• _EXERCISE TASK_: List each line of the data that holds the word "Sleep".

• _DATA SUPPLIED_:
----------------

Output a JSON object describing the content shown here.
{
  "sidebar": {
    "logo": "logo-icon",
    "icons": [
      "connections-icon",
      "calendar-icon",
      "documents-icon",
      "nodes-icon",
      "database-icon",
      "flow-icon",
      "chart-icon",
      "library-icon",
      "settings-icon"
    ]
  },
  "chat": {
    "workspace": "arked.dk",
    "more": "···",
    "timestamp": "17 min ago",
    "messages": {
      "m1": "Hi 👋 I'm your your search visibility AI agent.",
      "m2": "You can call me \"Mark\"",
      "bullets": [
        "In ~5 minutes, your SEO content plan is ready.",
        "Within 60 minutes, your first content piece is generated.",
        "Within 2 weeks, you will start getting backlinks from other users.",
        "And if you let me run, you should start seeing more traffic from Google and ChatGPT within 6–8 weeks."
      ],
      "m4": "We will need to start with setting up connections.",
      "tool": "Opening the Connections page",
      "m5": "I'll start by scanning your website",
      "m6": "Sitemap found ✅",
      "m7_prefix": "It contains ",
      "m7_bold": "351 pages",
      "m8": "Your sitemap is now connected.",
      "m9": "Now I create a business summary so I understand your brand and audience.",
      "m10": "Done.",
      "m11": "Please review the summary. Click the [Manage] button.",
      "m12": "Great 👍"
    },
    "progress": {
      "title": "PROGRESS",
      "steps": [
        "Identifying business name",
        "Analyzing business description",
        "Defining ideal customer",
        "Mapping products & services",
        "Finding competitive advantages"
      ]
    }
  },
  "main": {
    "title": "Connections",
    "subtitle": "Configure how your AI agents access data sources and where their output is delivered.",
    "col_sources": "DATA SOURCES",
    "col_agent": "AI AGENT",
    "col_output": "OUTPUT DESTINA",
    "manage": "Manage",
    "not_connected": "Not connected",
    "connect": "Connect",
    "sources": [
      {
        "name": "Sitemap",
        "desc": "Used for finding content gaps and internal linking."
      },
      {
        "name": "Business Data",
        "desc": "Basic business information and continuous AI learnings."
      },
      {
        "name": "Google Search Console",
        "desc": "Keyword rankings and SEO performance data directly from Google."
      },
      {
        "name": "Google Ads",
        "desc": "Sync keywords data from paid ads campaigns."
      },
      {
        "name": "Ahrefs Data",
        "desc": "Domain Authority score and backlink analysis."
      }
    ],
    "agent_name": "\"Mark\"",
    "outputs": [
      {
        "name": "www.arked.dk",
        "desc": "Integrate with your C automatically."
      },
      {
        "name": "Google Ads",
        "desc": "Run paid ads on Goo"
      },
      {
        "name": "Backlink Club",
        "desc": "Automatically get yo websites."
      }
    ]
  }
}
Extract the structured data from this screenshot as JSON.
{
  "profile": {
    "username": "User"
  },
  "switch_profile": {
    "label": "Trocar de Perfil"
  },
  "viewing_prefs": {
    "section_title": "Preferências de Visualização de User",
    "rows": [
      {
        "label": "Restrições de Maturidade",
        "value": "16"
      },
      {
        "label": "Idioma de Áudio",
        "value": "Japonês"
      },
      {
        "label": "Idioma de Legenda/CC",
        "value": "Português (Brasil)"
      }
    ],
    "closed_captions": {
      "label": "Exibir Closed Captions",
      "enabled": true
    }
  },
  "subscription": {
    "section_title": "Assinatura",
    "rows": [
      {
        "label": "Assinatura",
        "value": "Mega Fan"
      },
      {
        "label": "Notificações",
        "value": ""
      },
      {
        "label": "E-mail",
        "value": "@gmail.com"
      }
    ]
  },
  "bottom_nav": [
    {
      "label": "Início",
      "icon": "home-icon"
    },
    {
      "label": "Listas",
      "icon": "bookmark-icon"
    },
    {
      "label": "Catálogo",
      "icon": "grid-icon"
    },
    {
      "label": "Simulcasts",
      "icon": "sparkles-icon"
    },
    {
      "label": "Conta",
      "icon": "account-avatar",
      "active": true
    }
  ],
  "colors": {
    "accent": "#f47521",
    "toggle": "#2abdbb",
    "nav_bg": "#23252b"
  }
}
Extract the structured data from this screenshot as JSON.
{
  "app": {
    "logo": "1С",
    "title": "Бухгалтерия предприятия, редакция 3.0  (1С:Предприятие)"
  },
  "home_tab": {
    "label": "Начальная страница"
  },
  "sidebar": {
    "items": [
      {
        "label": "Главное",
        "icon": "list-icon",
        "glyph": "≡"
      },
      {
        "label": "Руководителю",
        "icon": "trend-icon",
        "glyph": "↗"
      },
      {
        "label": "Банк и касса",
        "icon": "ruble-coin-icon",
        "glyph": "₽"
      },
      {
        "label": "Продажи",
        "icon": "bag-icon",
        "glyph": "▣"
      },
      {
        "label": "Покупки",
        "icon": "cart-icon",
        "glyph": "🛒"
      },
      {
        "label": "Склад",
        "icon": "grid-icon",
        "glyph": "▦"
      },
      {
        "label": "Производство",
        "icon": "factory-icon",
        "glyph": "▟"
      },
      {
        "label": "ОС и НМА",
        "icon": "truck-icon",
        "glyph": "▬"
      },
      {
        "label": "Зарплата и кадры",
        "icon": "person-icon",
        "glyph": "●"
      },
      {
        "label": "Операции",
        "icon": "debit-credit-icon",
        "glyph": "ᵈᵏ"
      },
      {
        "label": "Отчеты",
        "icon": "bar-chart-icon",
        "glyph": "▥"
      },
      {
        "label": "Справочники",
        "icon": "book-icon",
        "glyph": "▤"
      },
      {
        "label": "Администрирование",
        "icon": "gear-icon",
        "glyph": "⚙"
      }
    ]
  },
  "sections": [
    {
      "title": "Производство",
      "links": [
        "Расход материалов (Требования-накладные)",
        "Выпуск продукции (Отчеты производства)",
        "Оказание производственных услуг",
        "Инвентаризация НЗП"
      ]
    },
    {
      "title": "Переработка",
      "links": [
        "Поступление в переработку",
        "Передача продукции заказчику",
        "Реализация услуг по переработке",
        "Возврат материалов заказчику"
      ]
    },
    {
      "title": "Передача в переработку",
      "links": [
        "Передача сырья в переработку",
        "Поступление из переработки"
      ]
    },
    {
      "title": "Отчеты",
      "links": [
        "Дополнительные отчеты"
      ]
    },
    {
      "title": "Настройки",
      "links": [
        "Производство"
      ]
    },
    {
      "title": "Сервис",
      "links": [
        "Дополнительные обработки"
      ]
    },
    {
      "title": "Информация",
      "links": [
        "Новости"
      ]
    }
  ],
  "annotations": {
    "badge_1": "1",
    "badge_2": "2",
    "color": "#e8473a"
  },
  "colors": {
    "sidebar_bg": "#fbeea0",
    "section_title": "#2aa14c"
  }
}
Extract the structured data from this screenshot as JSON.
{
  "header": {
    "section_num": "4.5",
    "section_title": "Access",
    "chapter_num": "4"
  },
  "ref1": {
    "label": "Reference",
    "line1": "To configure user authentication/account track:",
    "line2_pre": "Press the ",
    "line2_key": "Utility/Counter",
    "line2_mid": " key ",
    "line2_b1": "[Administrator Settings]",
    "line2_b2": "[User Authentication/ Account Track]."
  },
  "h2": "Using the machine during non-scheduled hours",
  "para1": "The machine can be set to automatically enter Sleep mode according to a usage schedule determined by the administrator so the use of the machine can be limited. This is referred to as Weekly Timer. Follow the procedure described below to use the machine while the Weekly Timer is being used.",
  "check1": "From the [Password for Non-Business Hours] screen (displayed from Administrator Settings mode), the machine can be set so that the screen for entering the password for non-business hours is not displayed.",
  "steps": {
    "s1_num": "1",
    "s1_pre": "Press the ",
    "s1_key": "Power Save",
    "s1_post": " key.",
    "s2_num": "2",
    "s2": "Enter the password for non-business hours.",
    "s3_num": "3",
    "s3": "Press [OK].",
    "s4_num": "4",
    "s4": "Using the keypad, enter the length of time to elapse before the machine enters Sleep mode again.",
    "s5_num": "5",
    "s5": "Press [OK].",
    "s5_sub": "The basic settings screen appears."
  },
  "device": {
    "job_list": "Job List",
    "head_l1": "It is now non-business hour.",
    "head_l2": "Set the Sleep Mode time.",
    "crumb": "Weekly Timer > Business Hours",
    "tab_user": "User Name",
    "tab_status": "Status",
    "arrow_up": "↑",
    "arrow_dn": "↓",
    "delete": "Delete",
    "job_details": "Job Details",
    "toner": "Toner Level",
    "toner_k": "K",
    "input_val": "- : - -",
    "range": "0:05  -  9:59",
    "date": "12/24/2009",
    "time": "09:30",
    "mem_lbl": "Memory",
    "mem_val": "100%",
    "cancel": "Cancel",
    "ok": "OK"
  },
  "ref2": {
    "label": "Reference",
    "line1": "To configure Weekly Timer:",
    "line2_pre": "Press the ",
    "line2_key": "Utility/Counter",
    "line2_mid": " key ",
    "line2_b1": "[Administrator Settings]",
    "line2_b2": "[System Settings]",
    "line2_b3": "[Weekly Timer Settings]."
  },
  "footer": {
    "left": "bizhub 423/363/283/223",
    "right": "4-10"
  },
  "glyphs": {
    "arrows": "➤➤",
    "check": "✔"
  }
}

----------------

• _ANSWER IN FULL_:
  "para1": "The machine can be set to automatically enter Sleep mode according to a usage schedule determined by the administrator so the use of the machine can be limited. This is referred to as Weekly Timer. Follow the procedure described below to use the machine while the Weekly Timer is being used.",
    "s4": "Using the keypad, enter the length of time to elapse before the machine enters Sleep mode again.",
    "head_l2": "Set the Sleep Mode time.",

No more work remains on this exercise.